- PROBLEM TO SOLVE -
Repeat word for word the rows from the line with "white-pawn-b2[interactable]: ♟♙ [89, 419, 149, 479]" up to and including the line with "white-pawn-b4[interactable]: ♟♙ [89, 297, 149, 357]". Reproduce only those lines.

- RECORDS FOR THE EXERCISE -
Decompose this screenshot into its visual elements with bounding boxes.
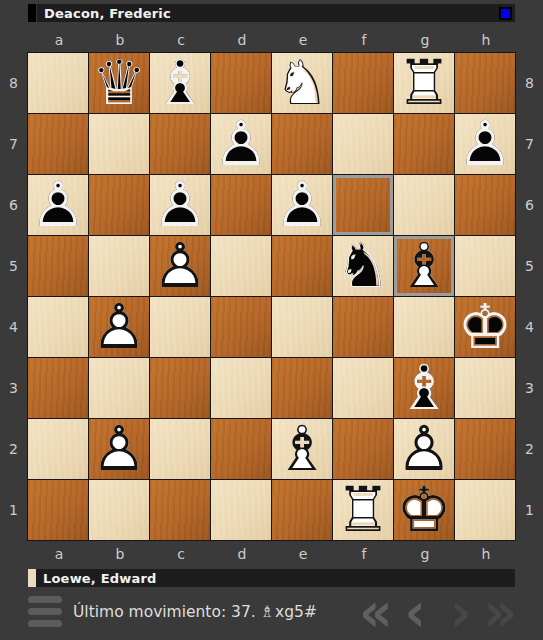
white-pawn-b2[interactable]: ♟♙ [89, 419, 149, 479]
square-c5[interactable]: ♟♙ [150, 236, 210, 296]
square-e1[interactable] [272, 480, 332, 540]
square-a4[interactable] [28, 297, 88, 357]
rank-label-7: 7 [516, 114, 543, 174]
white-pieces-indicator [28, 569, 36, 587]
square-h3[interactable] [455, 358, 515, 418]
file-label-a: a [29, 32, 89, 48]
file-label-g: g [395, 32, 455, 48]
hamburger-icon [28, 596, 62, 603]
square-f1[interactable]: ♜♖ [333, 480, 393, 540]
move-navigation: «‹›» [359, 590, 517, 634]
file-label-c: c [151, 32, 211, 48]
square-d1[interactable] [211, 480, 271, 540]
last-move-status: Último movimiento: 37.♗xg5# [73, 603, 317, 621]
file-labels-top: abcdefgh [29, 28, 516, 52]
square-c6[interactable]: ♟♙ [150, 175, 210, 235]
square-f8[interactable] [333, 53, 393, 113]
black-pieces-indicator [28, 4, 37, 22]
square-e8[interactable]: ♞♘ [272, 53, 332, 113]
square-c3[interactable] [150, 358, 210, 418]
last-move-suffix: xg5# [275, 603, 317, 621]
square-b6[interactable] [89, 175, 149, 235]
square-d5[interactable] [211, 236, 271, 296]
square-g3[interactable]: ♝♗ [394, 358, 454, 418]
square-g6[interactable] [394, 175, 454, 235]
square-f5[interactable]: ♞♘ [333, 236, 393, 296]
rank-label-3: 3 [516, 358, 543, 418]
square-e4[interactable] [272, 297, 332, 357]
square-g8[interactable]: ♜♖ [394, 53, 454, 113]
white-pawn-b4[interactable]: ♟♙ [89, 297, 149, 357]
square-a6[interactable]: ♟♙ [28, 175, 88, 235]
square-g1[interactable]: ♚♔ [394, 480, 454, 540]
chess-game-viewer: Deacon, Frederic abcdefgh 87654321 ♛♕♝♗♞… [0, 0, 543, 640]
chess-board: ♛♕♝♗♞♘♜♖♟♙♟♙♟♙♟♙♟♙♟♙♞♘♝♗♟♙♚♔♝♗♟♙♝♗♟♙♜♖♚♔ [27, 52, 516, 541]
black-pawn-d7[interactable]: ♟♙ [211, 114, 271, 174]
player-bar-bottom: Loewe, Edward [28, 569, 515, 587]
rank-label-6: 6 [516, 175, 543, 235]
square-b4[interactable]: ♟♙ [89, 297, 149, 357]
square-h4[interactable]: ♚♔ [455, 297, 515, 357]
next-move-button[interactable]: › [450, 588, 471, 634]
player-bar-top: Deacon, Frederic [28, 4, 515, 22]
file-label-e: e [273, 546, 333, 562]
previous-move-button[interactable]: ‹ [405, 588, 426, 634]
black-knight-f5[interactable]: ♞♘ [333, 236, 393, 296]
file-label-d: d [212, 32, 272, 48]
file-label-b: b [90, 546, 150, 562]
square-b7[interactable] [89, 114, 149, 174]
square-h8[interactable] [455, 53, 515, 113]
file-label-h: h [456, 546, 516, 562]
white-knight-e8[interactable]: ♞♘ [272, 53, 332, 113]
square-e6[interactable]: ♟♙ [272, 175, 332, 235]
rank-label-5: 5 [516, 236, 543, 296]
black-pawn-e6[interactable]: ♟♙ [272, 175, 332, 235]
white-bishop-icon: ♗ [260, 604, 274, 620]
square-c1[interactable] [150, 480, 210, 540]
rank-labels-right: 87654321 [516, 52, 543, 541]
file-label-g: g [395, 546, 455, 562]
file-label-h: h [456, 32, 516, 48]
black-pawn-a6[interactable]: ♟♙ [28, 175, 88, 235]
square-a2[interactable] [28, 419, 88, 479]
square-e3[interactable] [272, 358, 332, 418]
file-label-b: b [90, 32, 150, 48]
black-pawn-c6[interactable]: ♟♙ [150, 175, 210, 235]
blue-status-square-icon [499, 7, 512, 20]
square-d8[interactable] [211, 53, 271, 113]
square-e7[interactable] [272, 114, 332, 174]
square-a1[interactable] [28, 480, 88, 540]
rank-label-8: 8 [516, 53, 543, 113]
rank-label-4: 4 [516, 297, 543, 357]
square-h1[interactable] [455, 480, 515, 540]
square-f4[interactable] [333, 297, 393, 357]
square-d7[interactable]: ♟♙ [211, 114, 271, 174]
square-f6[interactable] [333, 175, 393, 235]
black-queen-b8[interactable]: ♛♕ [89, 53, 149, 113]
last-move-prefix: Último movimiento: 37. [73, 603, 256, 621]
square-c2[interactable] [150, 419, 210, 479]
square-g7[interactable] [394, 114, 454, 174]
white-king-g1[interactable]: ♚♔ [394, 480, 454, 540]
square-b3[interactable] [89, 358, 149, 418]
rank-label-2: 2 [516, 419, 543, 479]
square-c8[interactable]: ♝♗ [150, 53, 210, 113]
file-label-a: a [29, 546, 89, 562]
rank-label-5: 5 [0, 236, 27, 296]
square-h2[interactable] [455, 419, 515, 479]
square-h7[interactable]: ♟♙ [455, 114, 515, 174]
player-name-bottom: Loewe, Edward [43, 571, 157, 586]
square-c4[interactable] [150, 297, 210, 357]
square-a7[interactable] [28, 114, 88, 174]
square-a5[interactable] [28, 236, 88, 296]
rank-label-2: 2 [0, 419, 27, 479]
rank-label-8: 8 [0, 53, 27, 113]
rank-label-3: 3 [0, 358, 27, 418]
rank-label-6: 6 [0, 175, 27, 235]
square-g2[interactable]: ♟♙ [394, 419, 454, 479]
white-rook-g8[interactable]: ♜♖ [394, 53, 454, 113]
square-g5[interactable]: ♝♗ [394, 236, 454, 296]
rank-label-1: 1 [0, 480, 27, 540]
black-bishop-c8[interactable]: ♝♗ [150, 53, 210, 113]
square-e2[interactable]: ♝♗ [272, 419, 332, 479]
white-pawn-c5[interactable]: ♟♙ [150, 236, 210, 296]
black-king-h4[interactable]: ♚♔ [455, 297, 515, 357]
square-h6[interactable] [455, 175, 515, 235]
black-pawn-h7[interactable]: ♟♙ [455, 114, 515, 174]
square-f7[interactable] [333, 114, 393, 174]
rank-label-4: 4 [0, 297, 27, 357]
white-bishop-e2[interactable]: ♝♗ [272, 419, 332, 479]
white-pawn-g2[interactable]: ♟♙ [394, 419, 454, 479]
square-g4[interactable] [394, 297, 454, 357]
white-bishop-g5[interactable]: ♝♗ [394, 236, 454, 296]
file-label-c: c [151, 546, 211, 562]
square-b2[interactable]: ♟♙ [89, 419, 149, 479]
rank-label-7: 7 [0, 114, 27, 174]
square-h5[interactable] [455, 236, 515, 296]
square-d3[interactable] [211, 358, 271, 418]
menu-button[interactable] [28, 596, 62, 627]
file-label-f: f [334, 546, 394, 562]
black-bishop-g3[interactable]: ♝♗ [394, 358, 454, 418]
white-rook-f1[interactable]: ♜♖ [333, 480, 393, 540]
rank-label-1: 1 [516, 480, 543, 540]
square-f3[interactable] [333, 358, 393, 418]
square-b8[interactable]: ♛♕ [89, 53, 149, 113]
square-b1[interactable] [89, 480, 149, 540]
square-b5[interactable] [89, 236, 149, 296]
file-label-f: f [334, 32, 394, 48]
first-move-button[interactable]: « [359, 588, 393, 634]
file-labels-bottom: abcdefgh [29, 541, 516, 567]
square-a8[interactable] [28, 53, 88, 113]
square-d4[interactable] [211, 297, 271, 357]
square-a3[interactable] [28, 358, 88, 418]
file-label-e: e [273, 32, 333, 48]
rank-labels-left: 87654321 [0, 52, 27, 541]
square-e5[interactable] [272, 236, 332, 296]
board-area: 87654321 ♛♕♝♗♞♘♜♖♟♙♟♙♟♙♟♙♟♙♟♙♞♘♝♗♟♙♚♔♝♗♟… [0, 52, 543, 541]
last-move-button[interactable]: » [483, 588, 517, 634]
square-c7[interactable] [150, 114, 210, 174]
file-label-d: d [212, 546, 272, 562]
player-name-top: Deacon, Frederic [44, 6, 171, 21]
bottom-controls: Último movimiento: 37.♗xg5# «‹›» [0, 587, 543, 636]
square-f2[interactable] [333, 419, 393, 479]
square-d6[interactable] [211, 175, 271, 235]
square-d2[interactable] [211, 419, 271, 479]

- SOLUTION TO THIS PROBLEM -
white-pawn-b2[interactable]: ♟♙ [89, 419, 149, 479]
square-c5[interactable]: ♟♙ [150, 236, 210, 296]
square-e1[interactable] [272, 480, 332, 540]
square-a4[interactable] [28, 297, 88, 357]
rank-label-7: 7 [516, 114, 543, 174]
white-pieces-indicator [28, 569, 36, 587]
square-h3[interactable] [455, 358, 515, 418]
file-label-a: a [29, 32, 89, 48]
file-label-g: g [395, 32, 455, 48]
hamburger-icon [28, 596, 62, 603]
square-f1[interactable]: ♜♖ [333, 480, 393, 540]
move-navigation: «‹›» [359, 590, 517, 634]
file-label-c: c [151, 32, 211, 48]
square-d1[interactable] [211, 480, 271, 540]
last-move-status: Último movimiento: 37.♗xg5# [73, 603, 317, 621]
file-labels-top: abcdefgh [29, 28, 516, 52]
square-c6[interactable]: ♟♙ [150, 175, 210, 235]
square-f8[interactable] [333, 53, 393, 113]
black-pieces-indicator [28, 4, 37, 22]
square-e8[interactable]: ♞♘ [272, 53, 332, 113]
square-c3[interactable] [150, 358, 210, 418]
last-move-suffix: xg5# [275, 603, 317, 621]
square-b6[interactable] [89, 175, 149, 235]
square-d5[interactable] [211, 236, 271, 296]
square-g3[interactable]: ♝♗ [394, 358, 454, 418]
square-g6[interactable] [394, 175, 454, 235]
square-f5[interactable]: ♞♘ [333, 236, 393, 296]
rank-label-3: 3 [516, 358, 543, 418]
square-e4[interactable] [272, 297, 332, 357]
square-g8[interactable]: ♜♖ [394, 53, 454, 113]
white-pawn-b4[interactable]: ♟♙ [89, 297, 149, 357]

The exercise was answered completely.